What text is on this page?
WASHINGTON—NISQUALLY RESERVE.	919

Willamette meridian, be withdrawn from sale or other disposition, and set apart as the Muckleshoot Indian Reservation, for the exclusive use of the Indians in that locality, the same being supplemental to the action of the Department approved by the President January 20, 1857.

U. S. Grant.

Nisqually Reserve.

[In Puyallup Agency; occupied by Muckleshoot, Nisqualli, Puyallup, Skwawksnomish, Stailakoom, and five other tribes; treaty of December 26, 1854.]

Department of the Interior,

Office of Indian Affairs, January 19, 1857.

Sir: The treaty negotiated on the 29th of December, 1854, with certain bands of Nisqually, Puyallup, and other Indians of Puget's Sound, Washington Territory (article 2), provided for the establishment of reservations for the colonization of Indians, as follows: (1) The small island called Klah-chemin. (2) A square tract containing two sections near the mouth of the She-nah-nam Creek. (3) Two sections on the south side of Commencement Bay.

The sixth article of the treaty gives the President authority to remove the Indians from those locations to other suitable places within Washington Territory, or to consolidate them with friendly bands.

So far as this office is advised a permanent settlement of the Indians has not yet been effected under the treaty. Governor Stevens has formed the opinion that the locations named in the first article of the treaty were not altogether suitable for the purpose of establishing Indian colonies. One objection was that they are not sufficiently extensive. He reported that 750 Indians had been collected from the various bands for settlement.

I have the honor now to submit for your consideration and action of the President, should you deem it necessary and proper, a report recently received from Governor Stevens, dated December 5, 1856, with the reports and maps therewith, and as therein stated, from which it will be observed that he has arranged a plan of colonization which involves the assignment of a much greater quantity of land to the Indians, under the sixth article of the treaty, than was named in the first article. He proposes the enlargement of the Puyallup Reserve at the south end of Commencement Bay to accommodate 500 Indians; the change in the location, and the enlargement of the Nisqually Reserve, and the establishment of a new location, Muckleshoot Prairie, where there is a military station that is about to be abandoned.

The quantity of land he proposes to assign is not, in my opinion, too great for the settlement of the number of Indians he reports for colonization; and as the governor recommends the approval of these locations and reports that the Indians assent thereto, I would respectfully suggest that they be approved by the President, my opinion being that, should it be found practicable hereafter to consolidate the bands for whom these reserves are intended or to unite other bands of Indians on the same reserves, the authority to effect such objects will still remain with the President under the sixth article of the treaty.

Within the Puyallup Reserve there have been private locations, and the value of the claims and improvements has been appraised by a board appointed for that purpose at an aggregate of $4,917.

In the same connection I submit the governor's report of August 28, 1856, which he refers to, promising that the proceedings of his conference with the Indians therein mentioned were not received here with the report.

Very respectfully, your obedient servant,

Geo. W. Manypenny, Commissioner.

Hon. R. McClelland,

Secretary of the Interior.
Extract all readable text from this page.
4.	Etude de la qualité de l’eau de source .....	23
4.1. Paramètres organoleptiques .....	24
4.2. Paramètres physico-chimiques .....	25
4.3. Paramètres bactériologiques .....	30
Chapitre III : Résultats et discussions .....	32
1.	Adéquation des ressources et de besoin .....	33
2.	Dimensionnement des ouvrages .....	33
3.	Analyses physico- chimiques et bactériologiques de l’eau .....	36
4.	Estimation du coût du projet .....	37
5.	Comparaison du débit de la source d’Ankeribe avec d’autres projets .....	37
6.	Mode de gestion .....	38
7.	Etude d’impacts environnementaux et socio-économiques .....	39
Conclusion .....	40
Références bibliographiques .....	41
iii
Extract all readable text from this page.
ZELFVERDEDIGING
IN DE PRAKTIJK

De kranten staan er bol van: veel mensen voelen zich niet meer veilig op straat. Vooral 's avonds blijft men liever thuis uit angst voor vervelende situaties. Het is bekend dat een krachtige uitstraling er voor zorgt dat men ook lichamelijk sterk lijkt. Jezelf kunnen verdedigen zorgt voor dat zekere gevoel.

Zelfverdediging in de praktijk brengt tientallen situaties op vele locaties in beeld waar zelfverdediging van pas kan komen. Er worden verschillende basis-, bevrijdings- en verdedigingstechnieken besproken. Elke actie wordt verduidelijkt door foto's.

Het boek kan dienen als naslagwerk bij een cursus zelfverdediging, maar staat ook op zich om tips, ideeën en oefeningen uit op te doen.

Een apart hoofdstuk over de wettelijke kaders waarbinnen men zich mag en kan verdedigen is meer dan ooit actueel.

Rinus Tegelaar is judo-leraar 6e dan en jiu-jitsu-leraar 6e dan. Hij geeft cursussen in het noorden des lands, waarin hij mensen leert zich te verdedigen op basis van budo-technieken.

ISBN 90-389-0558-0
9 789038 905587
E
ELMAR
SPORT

----

> Task
Each line above that includes "Etude" should be shown.

> Finished exercise
4.	Etude de la qualité de l’eau de source .....	23
7.	Etude d’impacts environnementaux et socio-économiques .....	39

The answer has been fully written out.